# Given task
Look for "należy" in each line of the entries, and return the matching lines.

Stored records:

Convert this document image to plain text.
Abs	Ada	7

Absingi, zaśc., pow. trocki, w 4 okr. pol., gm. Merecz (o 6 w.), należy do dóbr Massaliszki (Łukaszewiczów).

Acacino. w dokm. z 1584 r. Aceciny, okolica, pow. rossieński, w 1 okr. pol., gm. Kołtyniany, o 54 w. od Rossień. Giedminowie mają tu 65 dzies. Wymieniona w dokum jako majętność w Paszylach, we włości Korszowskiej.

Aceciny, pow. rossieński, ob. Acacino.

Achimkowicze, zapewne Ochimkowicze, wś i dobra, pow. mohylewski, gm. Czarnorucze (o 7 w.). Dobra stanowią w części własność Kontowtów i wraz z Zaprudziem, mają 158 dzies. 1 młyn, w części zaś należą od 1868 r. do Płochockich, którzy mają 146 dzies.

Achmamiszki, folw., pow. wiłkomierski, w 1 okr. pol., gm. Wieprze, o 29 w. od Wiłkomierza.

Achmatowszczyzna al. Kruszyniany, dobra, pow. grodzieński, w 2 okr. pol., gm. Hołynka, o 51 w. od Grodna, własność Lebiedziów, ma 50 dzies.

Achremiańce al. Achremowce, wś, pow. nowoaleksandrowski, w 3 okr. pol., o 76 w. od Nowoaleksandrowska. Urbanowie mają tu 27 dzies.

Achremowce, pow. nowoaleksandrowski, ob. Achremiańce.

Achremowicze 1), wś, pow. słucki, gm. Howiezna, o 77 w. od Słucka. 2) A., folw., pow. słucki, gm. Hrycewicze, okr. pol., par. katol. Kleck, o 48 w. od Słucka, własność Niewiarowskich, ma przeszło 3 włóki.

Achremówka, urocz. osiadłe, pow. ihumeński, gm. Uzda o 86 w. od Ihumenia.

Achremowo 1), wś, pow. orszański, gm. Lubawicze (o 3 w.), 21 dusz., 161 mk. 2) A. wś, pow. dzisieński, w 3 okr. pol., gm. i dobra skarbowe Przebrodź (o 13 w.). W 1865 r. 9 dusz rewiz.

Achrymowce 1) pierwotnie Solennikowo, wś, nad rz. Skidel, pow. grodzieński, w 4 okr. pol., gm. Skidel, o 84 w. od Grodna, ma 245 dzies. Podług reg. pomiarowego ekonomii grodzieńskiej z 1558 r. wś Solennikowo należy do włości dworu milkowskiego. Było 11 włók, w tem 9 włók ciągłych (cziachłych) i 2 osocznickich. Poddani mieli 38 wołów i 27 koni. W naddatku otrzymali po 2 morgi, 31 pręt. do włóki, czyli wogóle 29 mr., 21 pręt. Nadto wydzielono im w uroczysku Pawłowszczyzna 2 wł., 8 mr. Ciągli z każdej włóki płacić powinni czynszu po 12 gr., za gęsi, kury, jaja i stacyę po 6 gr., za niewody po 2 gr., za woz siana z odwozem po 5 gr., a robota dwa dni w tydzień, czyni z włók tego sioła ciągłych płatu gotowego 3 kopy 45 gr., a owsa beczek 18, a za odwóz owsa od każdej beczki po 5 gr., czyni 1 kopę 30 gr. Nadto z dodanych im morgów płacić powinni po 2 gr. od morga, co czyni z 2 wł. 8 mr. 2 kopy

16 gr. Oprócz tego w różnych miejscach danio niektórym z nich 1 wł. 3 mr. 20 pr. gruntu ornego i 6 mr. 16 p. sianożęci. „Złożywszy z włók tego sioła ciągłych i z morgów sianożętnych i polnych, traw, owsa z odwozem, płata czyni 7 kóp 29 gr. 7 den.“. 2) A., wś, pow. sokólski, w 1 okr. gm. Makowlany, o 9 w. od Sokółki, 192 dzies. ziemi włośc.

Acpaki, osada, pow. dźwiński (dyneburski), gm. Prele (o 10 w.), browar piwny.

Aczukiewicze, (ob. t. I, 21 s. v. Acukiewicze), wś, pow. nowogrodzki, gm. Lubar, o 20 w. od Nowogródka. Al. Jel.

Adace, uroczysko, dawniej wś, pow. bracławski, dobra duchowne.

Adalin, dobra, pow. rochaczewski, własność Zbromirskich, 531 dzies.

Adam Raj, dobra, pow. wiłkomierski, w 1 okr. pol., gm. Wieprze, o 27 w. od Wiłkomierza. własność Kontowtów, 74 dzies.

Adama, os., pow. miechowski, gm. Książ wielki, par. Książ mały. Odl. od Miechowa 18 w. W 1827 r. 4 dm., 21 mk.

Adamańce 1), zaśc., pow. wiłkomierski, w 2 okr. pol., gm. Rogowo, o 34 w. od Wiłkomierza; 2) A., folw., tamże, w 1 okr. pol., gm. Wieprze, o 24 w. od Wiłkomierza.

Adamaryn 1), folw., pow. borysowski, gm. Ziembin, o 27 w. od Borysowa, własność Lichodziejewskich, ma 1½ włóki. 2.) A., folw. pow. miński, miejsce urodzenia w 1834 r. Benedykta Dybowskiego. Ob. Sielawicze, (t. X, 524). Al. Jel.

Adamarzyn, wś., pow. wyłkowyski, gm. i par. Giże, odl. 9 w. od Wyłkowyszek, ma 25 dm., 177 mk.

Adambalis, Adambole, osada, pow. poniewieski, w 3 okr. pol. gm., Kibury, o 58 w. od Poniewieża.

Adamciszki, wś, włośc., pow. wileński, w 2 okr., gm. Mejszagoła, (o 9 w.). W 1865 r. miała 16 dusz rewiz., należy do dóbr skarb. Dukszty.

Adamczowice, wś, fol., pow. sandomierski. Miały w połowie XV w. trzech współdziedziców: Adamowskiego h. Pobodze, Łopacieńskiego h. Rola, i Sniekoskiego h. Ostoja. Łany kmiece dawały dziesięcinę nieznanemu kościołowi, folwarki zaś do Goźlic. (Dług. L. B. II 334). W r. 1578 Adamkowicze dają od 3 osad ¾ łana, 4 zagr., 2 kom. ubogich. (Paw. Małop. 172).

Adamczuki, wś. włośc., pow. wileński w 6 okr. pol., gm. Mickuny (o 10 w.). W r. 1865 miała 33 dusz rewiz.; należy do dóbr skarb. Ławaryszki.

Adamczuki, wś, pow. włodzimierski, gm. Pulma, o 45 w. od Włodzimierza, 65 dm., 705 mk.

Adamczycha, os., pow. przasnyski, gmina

# Exercise solution
Absingi, zaśc., pow. trocki, w 4 okr. pol., gm. Merecz (o 6 w.), należy do dóbr Massaliszki (Łukaszewiczów).
Achrymowce 1) pierwotnie Solennikowo, wś, nad rz. Skidel, pow. grodzieński, w 4 okr. pol., gm. Skidel, o 84 w. od Grodna, ma 245 dzies. Podług reg. pomiarowego ekonomii grodzieńskiej z 1558 r. wś Solennikowo należy do włości dworu milkowskiego. Było 11 włók, w tem 9 włók ciągłych (cziachłych) i 2 osocznickich. Poddani mieli 38 wołów i 27 koni. W naddatku otrzymali po 2 morgi, 31 pręt. do włóki, czyli wogóle 29 mr., 21 pręt. Nadto wydzielono im w uroczysku Pawłowszczyzna 2 wł., 8 mr. Ciągli z każdej włóki płacić powinni czynszu po 12 gr., za gęsi, kury, jaja i stacyę po 6 gr., za niewody po 2 gr., za woz siana z odwozem po 5 gr., a robota dwa dni w tydzień, czyni z włók tego sioła ciągłych płatu gotowego 3 kopy 45 gr., a owsa beczek 18, a za odwóz owsa od każdej beczki po 5 gr., czyni 1 kopę 30 gr. Nadto z dodanych im morgów płacić powinni po 2 gr. od morga, co czyni z 2 wł. 8 mr. 2 kopy
Adamciszki, wś, włośc., pow. wileński, w 2 okr., gm. Mejszagoła, (o 9 w.). W 1865 r. miała 16 dusz rewiz., należy do dóbr skarb. Dukszty.
Adamczuki, wś. włośc., pow. wileński w 6 okr. pol., gm. Mickuny (o 10 w.). W r. 1865 miała 33 dusz rewiz.; należy do dóbr skarb. Ławaryszki.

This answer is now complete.